• Collected data entries
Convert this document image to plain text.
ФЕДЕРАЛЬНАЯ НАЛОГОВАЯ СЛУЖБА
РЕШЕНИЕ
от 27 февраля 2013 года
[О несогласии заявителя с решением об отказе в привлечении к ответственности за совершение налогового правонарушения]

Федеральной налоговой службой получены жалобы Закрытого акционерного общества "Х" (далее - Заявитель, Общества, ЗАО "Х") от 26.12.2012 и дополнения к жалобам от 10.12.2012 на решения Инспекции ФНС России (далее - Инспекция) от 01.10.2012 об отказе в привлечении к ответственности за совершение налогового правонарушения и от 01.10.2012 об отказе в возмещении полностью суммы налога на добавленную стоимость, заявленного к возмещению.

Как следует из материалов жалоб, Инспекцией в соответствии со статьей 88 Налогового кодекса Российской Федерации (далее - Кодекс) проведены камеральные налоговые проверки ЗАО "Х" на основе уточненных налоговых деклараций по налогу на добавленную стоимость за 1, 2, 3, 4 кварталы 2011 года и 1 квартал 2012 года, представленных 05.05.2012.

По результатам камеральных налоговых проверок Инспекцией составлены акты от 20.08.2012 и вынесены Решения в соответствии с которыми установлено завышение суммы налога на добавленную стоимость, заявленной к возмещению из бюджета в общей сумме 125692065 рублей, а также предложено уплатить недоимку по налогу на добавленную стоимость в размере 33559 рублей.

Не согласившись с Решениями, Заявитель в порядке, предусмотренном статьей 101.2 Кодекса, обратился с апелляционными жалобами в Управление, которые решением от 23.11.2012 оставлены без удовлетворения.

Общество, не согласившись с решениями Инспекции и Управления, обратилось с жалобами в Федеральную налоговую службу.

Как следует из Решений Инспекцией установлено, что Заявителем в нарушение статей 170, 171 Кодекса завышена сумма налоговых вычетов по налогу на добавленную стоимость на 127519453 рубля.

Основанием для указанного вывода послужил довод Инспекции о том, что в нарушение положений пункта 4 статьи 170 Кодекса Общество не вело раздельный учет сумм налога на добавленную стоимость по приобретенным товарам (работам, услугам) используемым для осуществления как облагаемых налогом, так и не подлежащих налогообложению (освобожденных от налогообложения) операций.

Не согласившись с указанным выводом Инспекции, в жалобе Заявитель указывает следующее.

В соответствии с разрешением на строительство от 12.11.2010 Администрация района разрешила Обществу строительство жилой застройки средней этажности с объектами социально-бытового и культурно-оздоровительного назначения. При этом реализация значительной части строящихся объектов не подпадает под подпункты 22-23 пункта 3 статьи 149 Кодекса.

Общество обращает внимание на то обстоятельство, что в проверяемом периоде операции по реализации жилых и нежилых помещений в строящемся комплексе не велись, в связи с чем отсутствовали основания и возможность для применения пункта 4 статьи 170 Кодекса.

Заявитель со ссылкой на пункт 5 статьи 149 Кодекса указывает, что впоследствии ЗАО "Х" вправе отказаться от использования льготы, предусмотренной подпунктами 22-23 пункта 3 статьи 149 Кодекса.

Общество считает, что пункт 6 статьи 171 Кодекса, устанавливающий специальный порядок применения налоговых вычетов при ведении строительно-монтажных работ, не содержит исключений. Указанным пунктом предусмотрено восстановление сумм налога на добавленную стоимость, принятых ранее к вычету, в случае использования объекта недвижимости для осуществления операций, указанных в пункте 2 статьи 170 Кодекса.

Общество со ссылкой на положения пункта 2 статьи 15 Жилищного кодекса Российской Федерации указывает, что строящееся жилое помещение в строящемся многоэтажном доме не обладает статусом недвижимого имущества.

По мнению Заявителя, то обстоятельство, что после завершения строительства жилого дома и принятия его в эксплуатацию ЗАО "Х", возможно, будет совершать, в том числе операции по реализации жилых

• What this task involves
In this exercise, repeat all entries exactly.

• Result of the task
Convert this document image to plain text.
ФЕДЕРАЛЬНАЯ НАЛОГОВАЯ СЛУЖБА
РЕШЕНИЕ
от 27 февраля 2013 года
[О несогласии заявителя с решением об отказе в привлечении к ответственности за совершение налогового правонарушения]

Федеральной налоговой службой получены жалобы Закрытого акционерного общества "Х" (далее - Заявитель, Общества, ЗАО "Х") от 26.12.2012 и дополнения к жалобам от 10.12.2012 на решения Инспекции ФНС России (далее - Инспекция) от 01.10.2012 об отказе в привлечении к ответственности за совершение налогового правонарушения и от 01.10.2012 об отказе в возмещении полностью суммы налога на добавленную стоимость, заявленного к возмещению.

Как следует из материалов жалоб, Инспекцией в соответствии со статьей 88 Налогового кодекса Российской Федерации (далее - Кодекс) проведены камеральные налоговые проверки ЗАО "Х" на основе уточненных налоговых деклараций по налогу на добавленную стоимость за 1, 2, 3, 4 кварталы 2011 года и 1 квартал 2012 года, представленных 05.05.2012.

По результатам камеральных налоговых проверок Инспекцией составлены акты от 20.08.2012 и вынесены Решения в соответствии с которыми установлено завышение суммы налога на добавленную стоимость, заявленной к возмещению из бюджета в общей сумме 125692065 рублей, а также предложено уплатить недоимку по налогу на добавленную стоимость в размере 33559 рублей.

Не согласившись с Решениями, Заявитель в порядке, предусмотренном статьей 101.2 Кодекса, обратился с апелляционными жалобами в Управление, которые решением от 23.11.2012 оставлены без удовлетворения.

Общество, не согласившись с решениями Инспекции и Управления, обратилось с жалобами в Федеральную налоговую службу.

Как следует из Решений Инспекцией установлено, что Заявителем в нарушение статей 170, 171 Кодекса завышена сумма налоговых вычетов по налогу на добавленную стоимость на 127519453 рубля.

Основанием для указанного вывода послужил довод Инспекции о том, что в нарушение положений пункта 4 статьи 170 Кодекса Общество не вело раздельный учет сумм налога на добавленную стоимость по приобретенным товарам (работам, услугам) используемым для осуществления как облагаемых налогом, так и не подлежащих налогообложению (освобожденных от налогообложения) операций.

Не согласившись с указанным выводом Инспекции, в жалобе Заявитель указывает следующее.

В соответствии с разрешением на строительство от 12.11.2010 Администрация района разрешила Обществу строительство жилой застройки средней этажности с объектами социально-бытового и культурно-оздоровительного назначения. При этом реализация значительной части строящихся объектов не подпадает под подпункты 22-23 пункта 3 статьи 149 Кодекса.

Общество обращает внимание на то обстоятельство, что в проверяемом периоде операции по реализации жилых и нежилых помещений в строящемся комплексе не велись, в связи с чем отсутствовали основания и возможность для применения пункта 4 статьи 170 Кодекса.

Заявитель со ссылкой на пункт 5 статьи 149 Кодекса указывает, что впоследствии ЗАО "Х" вправе отказаться от использования льготы, предусмотренной подпунктами 22-23 пункта 3 статьи 149 Кодекса.

Общество считает, что пункт 6 статьи 171 Кодекса, устанавливающий специальный порядок применения налоговых вычетов при ведении строительно-монтажных работ, не содержит исключений. Указанным пунктом предусмотрено восстановление сумм налога на добавленную стоимость, принятых ранее к вычету, в случае использования объекта недвижимости для осуществления операций, указанных в пункте 2 статьи 170 Кодекса.

Общество со ссылкой на положения пункта 2 статьи 15 Жилищного кодекса Российской Федерации указывает, что строящееся жилое помещение в строящемся многоэтажном доме не обладает статусом недвижимого имущества.

По мнению Заявителя, то обстоятельство, что после завершения строительства жилого дома и принятия его в эксплуатацию ЗАО "Х", возможно, будет совершать, в том числе операции по реализации жилых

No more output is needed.